--- Stated task ---
In the material below, find every line with "title" and pull it out.

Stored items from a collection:
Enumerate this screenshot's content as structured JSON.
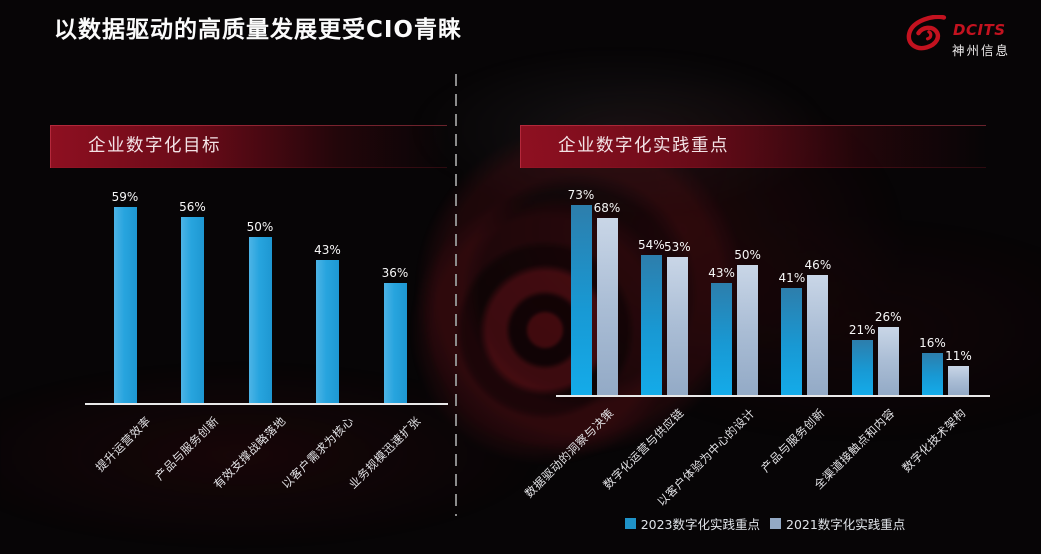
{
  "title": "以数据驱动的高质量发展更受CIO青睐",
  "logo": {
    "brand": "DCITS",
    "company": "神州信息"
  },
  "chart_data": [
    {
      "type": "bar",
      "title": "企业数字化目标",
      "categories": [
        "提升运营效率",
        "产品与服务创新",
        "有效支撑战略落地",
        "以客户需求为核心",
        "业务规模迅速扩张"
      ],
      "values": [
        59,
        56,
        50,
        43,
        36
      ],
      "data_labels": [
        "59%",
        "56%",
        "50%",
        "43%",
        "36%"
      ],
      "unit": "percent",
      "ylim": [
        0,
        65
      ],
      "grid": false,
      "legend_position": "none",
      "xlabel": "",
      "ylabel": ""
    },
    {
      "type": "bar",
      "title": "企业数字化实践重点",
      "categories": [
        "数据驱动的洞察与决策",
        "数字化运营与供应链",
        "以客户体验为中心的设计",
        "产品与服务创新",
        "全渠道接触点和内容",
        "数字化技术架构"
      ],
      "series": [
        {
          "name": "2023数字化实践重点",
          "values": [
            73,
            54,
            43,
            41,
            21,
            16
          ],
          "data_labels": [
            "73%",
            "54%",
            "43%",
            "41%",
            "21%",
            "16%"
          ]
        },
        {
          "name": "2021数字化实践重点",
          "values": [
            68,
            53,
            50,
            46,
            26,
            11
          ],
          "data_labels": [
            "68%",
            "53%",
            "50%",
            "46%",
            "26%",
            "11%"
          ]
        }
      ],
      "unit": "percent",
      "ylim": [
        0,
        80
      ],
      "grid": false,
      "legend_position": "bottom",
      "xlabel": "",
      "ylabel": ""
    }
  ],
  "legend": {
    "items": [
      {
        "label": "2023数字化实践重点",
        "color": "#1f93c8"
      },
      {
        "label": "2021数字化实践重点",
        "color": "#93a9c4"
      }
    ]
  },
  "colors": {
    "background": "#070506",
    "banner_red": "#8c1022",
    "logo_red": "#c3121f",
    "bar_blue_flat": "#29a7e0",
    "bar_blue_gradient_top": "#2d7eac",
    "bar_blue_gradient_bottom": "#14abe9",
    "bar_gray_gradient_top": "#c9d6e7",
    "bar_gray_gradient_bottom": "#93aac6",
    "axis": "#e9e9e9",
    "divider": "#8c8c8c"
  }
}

--- Solution below ---
  "title": "以数据驱动的高质量发展更受CIO青睐",
      "title": "企业数字化目标",
      "title": "企业数字化实践重点",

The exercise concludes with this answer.